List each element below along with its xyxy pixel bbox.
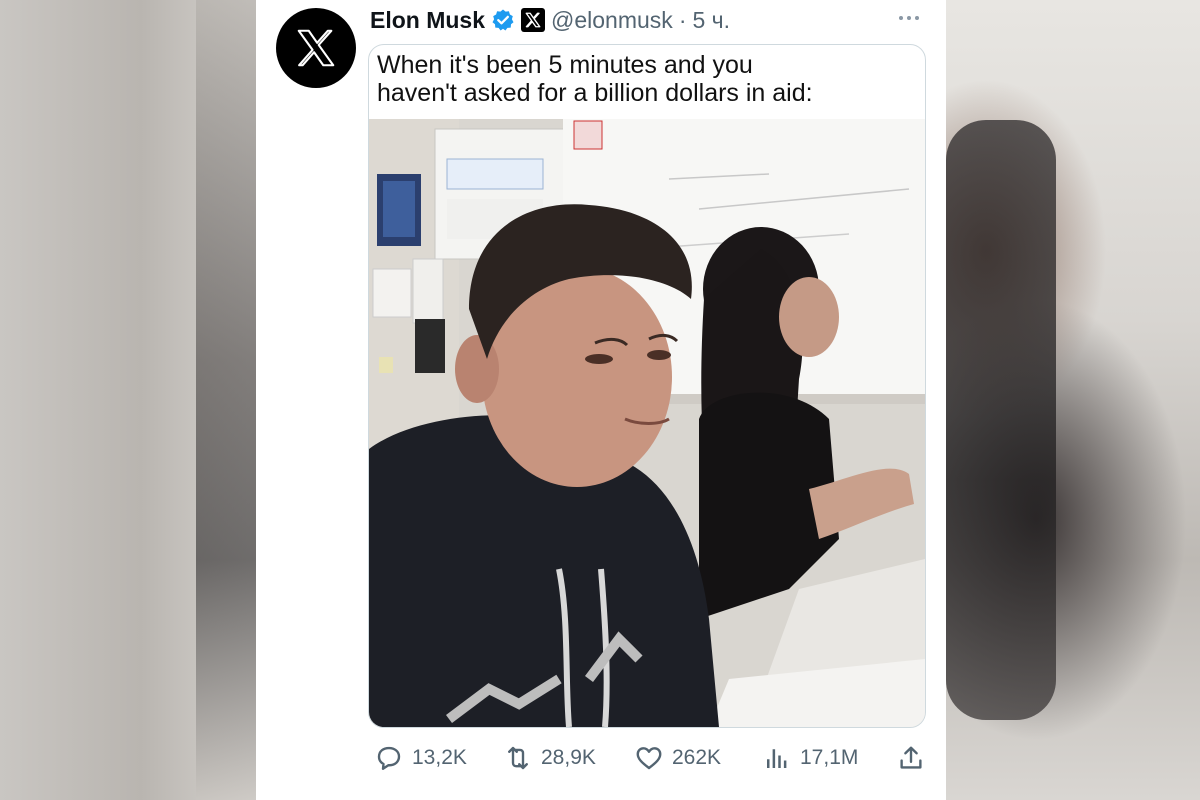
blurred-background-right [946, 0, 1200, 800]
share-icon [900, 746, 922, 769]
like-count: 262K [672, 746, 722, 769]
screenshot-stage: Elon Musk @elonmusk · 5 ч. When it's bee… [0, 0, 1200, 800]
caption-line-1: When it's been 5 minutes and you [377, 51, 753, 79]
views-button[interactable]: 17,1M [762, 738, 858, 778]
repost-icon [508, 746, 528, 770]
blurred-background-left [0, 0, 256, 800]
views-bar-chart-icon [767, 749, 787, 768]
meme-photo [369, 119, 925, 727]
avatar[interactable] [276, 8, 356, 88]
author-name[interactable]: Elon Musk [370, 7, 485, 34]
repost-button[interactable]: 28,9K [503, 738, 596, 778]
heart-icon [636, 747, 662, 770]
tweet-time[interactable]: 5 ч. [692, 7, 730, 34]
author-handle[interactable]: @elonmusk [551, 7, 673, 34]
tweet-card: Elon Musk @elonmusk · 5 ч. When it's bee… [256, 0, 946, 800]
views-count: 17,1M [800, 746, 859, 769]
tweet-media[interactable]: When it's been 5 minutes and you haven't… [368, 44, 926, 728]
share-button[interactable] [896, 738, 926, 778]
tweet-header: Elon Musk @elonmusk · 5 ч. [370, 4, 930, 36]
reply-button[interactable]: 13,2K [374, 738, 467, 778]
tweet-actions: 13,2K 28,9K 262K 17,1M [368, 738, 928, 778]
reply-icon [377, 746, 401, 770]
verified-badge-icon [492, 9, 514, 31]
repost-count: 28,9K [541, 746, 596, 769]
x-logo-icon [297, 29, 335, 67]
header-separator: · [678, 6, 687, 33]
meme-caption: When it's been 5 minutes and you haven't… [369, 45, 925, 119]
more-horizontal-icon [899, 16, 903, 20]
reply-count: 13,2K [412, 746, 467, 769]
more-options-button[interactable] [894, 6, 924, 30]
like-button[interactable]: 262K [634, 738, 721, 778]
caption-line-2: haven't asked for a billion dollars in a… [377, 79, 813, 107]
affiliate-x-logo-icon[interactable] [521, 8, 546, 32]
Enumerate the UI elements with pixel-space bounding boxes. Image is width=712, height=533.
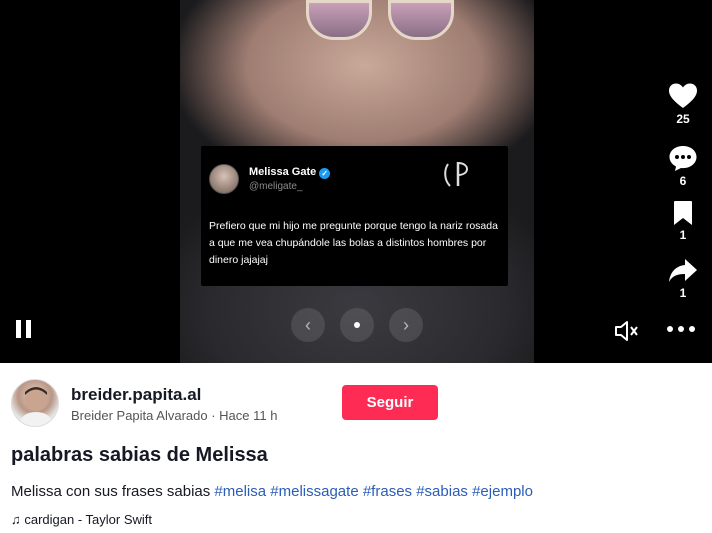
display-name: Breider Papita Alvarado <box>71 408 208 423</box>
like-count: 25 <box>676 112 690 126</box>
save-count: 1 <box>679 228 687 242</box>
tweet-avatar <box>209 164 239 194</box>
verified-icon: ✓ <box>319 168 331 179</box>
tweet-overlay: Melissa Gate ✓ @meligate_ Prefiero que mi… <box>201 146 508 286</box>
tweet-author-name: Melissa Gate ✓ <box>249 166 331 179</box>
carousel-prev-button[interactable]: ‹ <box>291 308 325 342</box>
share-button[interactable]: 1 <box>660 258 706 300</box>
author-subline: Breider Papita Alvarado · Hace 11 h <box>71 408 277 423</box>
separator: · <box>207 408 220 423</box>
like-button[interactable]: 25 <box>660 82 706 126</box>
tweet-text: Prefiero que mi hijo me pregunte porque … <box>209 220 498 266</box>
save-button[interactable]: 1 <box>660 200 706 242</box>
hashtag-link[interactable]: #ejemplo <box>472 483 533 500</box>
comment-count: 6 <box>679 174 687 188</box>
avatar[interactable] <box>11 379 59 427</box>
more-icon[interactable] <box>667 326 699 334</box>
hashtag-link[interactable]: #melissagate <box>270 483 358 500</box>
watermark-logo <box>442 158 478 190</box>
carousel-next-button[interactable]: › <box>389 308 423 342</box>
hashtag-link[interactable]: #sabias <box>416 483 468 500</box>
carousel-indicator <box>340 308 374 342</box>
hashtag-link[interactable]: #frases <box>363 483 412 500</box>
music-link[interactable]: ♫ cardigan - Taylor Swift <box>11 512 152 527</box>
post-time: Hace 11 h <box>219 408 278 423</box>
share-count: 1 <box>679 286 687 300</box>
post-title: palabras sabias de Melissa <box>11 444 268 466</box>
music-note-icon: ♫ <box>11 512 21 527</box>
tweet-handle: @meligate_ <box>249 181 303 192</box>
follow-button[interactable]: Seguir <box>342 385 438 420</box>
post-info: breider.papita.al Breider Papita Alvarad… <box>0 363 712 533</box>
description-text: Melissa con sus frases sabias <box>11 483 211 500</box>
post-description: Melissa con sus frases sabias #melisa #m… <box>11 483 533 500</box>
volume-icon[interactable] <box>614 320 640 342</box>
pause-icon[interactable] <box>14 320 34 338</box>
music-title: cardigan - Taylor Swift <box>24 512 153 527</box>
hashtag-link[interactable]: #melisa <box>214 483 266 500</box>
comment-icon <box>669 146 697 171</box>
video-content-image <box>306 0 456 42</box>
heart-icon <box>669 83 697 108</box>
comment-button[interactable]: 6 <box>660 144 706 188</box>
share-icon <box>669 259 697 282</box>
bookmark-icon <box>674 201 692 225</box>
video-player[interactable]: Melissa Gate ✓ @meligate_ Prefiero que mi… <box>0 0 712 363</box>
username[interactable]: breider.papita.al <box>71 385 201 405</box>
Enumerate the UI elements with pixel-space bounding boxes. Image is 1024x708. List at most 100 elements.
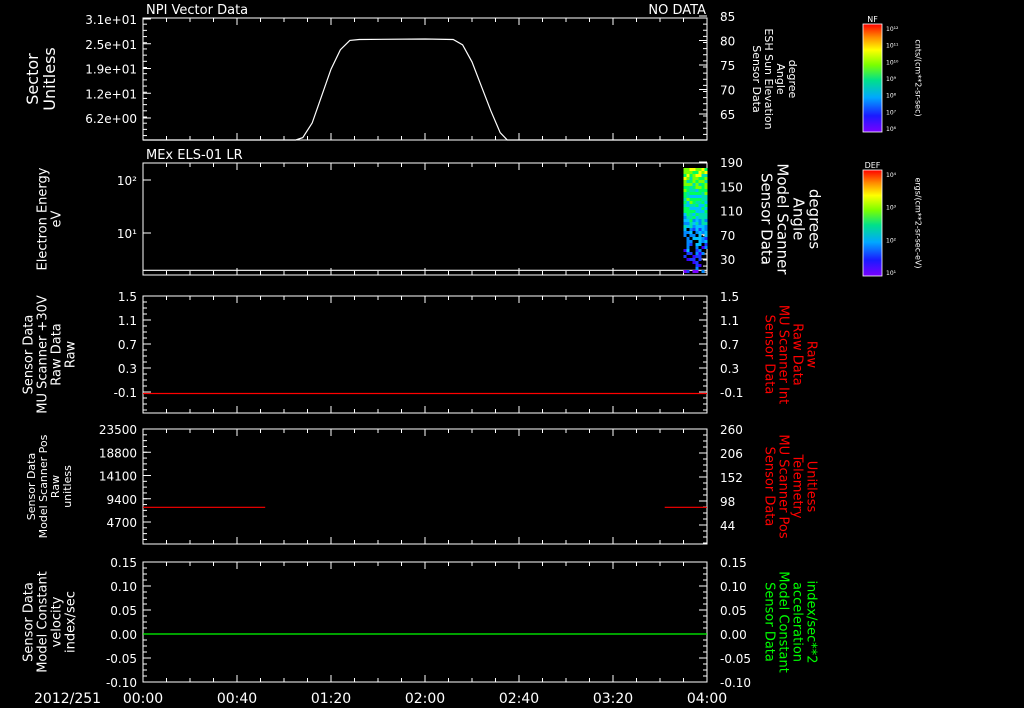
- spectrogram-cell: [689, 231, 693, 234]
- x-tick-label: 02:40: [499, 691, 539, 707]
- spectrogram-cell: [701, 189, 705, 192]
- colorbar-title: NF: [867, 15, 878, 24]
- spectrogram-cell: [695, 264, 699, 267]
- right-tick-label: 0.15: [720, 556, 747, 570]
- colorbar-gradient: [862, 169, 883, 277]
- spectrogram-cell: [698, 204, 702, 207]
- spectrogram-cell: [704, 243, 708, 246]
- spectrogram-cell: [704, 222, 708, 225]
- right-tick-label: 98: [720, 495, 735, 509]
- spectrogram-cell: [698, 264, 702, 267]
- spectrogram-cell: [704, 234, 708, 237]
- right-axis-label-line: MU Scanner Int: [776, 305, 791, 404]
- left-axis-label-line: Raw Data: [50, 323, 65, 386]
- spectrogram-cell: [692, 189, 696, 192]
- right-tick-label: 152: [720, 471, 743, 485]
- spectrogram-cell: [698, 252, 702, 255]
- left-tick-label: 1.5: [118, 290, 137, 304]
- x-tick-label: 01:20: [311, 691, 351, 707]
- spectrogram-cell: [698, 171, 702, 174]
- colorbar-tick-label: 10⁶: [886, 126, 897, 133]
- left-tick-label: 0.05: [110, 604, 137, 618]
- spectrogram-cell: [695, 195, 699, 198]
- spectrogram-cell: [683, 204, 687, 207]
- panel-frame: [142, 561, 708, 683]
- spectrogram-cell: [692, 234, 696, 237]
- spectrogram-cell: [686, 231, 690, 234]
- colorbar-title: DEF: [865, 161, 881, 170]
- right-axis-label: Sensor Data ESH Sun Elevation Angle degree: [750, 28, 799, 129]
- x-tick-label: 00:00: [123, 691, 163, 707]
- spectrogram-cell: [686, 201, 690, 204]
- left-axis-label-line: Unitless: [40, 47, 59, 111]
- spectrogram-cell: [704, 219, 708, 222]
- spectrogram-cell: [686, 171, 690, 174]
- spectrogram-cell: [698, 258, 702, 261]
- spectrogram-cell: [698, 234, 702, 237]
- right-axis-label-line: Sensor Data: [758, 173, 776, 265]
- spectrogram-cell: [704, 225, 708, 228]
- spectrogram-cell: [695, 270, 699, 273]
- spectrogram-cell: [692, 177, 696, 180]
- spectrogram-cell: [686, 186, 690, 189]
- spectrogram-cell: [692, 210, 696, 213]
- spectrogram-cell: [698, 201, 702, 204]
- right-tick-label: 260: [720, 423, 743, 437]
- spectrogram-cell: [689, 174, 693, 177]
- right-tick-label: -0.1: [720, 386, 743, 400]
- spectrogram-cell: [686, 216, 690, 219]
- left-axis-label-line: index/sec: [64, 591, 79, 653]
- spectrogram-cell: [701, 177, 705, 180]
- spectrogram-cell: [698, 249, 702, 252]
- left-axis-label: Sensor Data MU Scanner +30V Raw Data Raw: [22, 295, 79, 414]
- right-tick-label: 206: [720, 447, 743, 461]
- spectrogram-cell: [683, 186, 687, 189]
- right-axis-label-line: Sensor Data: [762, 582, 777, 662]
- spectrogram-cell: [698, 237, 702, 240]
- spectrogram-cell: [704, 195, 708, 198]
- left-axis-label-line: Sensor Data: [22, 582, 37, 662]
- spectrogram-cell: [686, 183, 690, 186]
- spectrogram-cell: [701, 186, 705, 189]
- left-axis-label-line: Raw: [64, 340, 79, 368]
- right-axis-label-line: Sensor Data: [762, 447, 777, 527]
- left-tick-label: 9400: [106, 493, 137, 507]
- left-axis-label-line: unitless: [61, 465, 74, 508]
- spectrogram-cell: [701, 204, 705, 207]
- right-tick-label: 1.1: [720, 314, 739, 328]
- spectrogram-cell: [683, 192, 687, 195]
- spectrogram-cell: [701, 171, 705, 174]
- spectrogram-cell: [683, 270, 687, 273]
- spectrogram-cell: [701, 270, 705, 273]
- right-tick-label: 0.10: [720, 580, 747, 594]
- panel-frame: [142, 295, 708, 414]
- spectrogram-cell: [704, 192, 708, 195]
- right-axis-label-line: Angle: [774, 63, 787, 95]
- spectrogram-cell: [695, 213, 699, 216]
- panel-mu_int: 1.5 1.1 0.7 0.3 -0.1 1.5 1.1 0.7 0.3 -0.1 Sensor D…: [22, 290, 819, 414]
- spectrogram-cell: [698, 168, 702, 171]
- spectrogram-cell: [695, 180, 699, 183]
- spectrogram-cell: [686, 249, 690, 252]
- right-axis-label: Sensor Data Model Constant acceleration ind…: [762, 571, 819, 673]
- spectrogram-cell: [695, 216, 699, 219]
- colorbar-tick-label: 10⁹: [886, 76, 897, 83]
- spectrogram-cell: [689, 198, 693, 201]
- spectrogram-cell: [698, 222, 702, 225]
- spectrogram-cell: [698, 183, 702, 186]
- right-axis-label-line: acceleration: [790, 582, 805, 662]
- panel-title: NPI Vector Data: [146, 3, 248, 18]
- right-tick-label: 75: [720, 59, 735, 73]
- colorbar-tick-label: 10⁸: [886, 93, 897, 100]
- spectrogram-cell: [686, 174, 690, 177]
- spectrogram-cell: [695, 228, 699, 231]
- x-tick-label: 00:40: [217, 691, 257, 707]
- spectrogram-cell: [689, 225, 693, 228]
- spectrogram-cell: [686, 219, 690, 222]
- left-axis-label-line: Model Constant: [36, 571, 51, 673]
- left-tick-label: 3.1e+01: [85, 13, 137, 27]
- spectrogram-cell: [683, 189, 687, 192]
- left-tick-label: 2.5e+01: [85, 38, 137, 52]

______________________________

● **AIM OF THE TASK**
Can you format the lines in the records as a numbered list, beginning with the line that contains "- spectrogram-cell: [689, 231, 693, 234]" and running through the line that contains "- spectrogram-cell: [698, 258, 702, 261]", both ends included and blank lines dropped?

● **SOLUTION FOR THIS TASK**
1. - spectrogram-cell: [689, 231, 693, 234]
2. - x-tick-label: 02:40: [499, 691, 539, 707]
3. - spectrogram-cell: [701, 189, 705, 192]
4. - colorbar-title: NF: [867, 15, 878, 24]
5. - spectrogram-cell: [695, 264, 699, 267]
6. - right-tick-label: 0.15: [720, 556, 747, 570]
7. - colorbar-gradient: [862, 169, 883, 277]
8. - spectrogram-cell: [698, 204, 702, 207]
9. - spectrogram-cell: [704, 243, 708, 246]
10. - spectrogram-cell: [704, 222, 708, 225]
11. - right-tick-label: 98: [720, 495, 735, 509]
12. - spectrogram-cell: [698, 264, 702, 267]
13. - spectrogram-cell: [704, 234, 708, 237]
14. - right-axis-label-line: MU Scanner Int: [776, 305, 791, 404]
15. - left-axis-label-line: Raw Data: [50, 323, 65, 386]
16. - spectrogram-cell: [692, 189, 696, 192]
17. - right-tick-label: 152: [720, 471, 743, 485]
18. - spectrogram-cell: [698, 252, 702, 255]
19. - left-tick-label: 1.5: [118, 290, 137, 304]
20. - x-tick-label: 01:20: [311, 691, 351, 707]
21. - spectrogram-cell: [698, 171, 702, 174]
22. - colorbar-tick-label: 10⁶: [886, 126, 897, 133]
23. - left-tick-label: 0.05: [110, 604, 137, 618]
24. - spectrogram-cell: [695, 195, 699, 198]
25. - spectrogram-cell: [683, 204, 687, 207]
26. - panel-frame: [142, 561, 708, 683]
27. - spectrogram-cell: [692, 234, 696, 237]
28. - spectrogram-cell: [686, 231, 690, 234]
29. - colorbar-title: DEF: [865, 161, 881, 170]
30. - right-axis-label: Sensor Data ESH Sun Elevation Angle degree: [750, 28, 799, 129]
31. - x-tick-label: 00:00: [123, 691, 163, 707]
32. - spectrogram-cell: [686, 201, 690, 204]
33. - left-axis-label-line: Unitless: [40, 47, 59, 111]
34. - spectrogram-cell: [704, 219, 708, 222]
35. - spectrogram-cell: [686, 171, 690, 174]
36. - spectrogram-cell: [698, 258, 702, 261]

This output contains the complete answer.